**TO DO**
Copy nothing but the text: reproduce each line of the listing exactly and leave the pictures out.

**Dataset items**
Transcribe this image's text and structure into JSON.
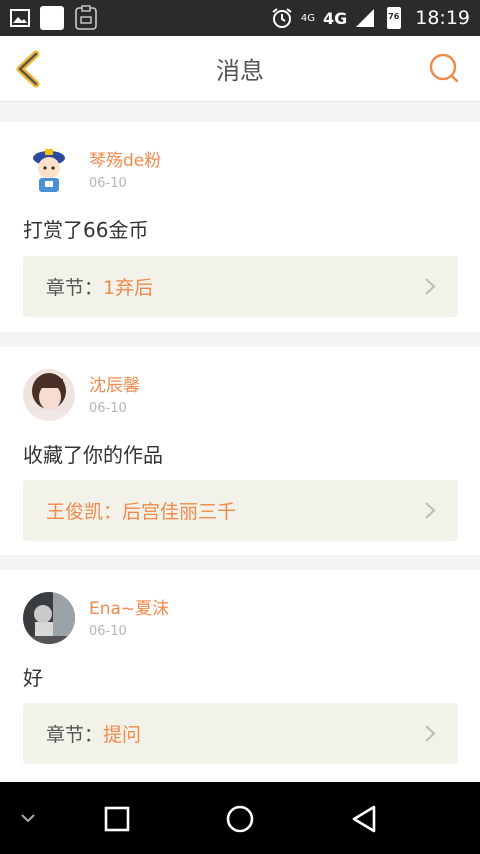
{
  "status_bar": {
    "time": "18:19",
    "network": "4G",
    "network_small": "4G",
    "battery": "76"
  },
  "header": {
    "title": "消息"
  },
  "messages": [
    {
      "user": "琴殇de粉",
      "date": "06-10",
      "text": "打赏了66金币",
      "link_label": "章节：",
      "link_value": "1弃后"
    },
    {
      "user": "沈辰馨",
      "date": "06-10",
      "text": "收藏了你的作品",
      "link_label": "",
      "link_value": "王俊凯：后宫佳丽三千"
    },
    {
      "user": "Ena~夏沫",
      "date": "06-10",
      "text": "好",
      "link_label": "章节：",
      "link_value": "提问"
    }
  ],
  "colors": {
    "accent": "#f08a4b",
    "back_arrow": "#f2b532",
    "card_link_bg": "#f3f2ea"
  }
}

**EXERCISE RESULT**
Transcribe this image's text and structure into JSON.
{
  "status_bar": {
    "time": "18:19",
    "network": "4G",
    "network_small": "4G",
    "battery": "76"
  },
  "header": {
    "title": "消息"
  },
  "messages": [
    {
      "user": "琴殇de粉",
      "date": "06-10",
      "text": "打赏了66金币",
      "link_label": "章节：",
      "link_value": "1弃后"
    },
    {
      "user": "沈辰馨",
      "date": "06-10",
      "text": "收藏了你的作品",
      "link_label": "",
      "link_value": "王俊凯：后宫佳丽三千"
    },
    {
      "user": "Ena~夏沫",
      "date": "06-10",
      "text": "好",
      "link_label": "章节：",
      "link_value": "提问"
    }
  ],
  "colors": {
    "accent": "#f08a4b",
    "back_arrow": "#f2b532",
    "card_link_bg": "#f3f2ea"
  }
}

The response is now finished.